• DATA IN THIS EXERCISE:
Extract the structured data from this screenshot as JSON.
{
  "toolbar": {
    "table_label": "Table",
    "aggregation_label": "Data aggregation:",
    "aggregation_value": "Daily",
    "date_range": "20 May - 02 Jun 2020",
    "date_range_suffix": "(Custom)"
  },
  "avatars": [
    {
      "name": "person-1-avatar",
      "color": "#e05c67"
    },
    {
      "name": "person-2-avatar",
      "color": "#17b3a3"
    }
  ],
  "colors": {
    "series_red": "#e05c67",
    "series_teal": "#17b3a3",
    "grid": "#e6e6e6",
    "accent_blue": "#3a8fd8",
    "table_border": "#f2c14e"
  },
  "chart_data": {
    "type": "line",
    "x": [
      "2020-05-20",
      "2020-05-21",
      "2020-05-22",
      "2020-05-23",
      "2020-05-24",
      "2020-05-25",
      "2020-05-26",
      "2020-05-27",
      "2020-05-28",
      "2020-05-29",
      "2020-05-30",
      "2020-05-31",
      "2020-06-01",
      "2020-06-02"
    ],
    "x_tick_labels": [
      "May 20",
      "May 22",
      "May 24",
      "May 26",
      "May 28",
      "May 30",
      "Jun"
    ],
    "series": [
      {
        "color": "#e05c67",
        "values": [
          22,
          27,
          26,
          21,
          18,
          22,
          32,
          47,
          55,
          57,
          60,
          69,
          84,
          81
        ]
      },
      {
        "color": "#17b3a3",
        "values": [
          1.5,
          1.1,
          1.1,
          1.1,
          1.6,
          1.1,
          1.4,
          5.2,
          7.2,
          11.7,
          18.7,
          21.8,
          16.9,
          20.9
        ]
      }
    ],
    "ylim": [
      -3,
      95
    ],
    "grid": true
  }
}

• SHORT PROBLEM:
Tally the lines in the records above that contain the word "person", and give only that number.

• EXPECTED ANSWER:
2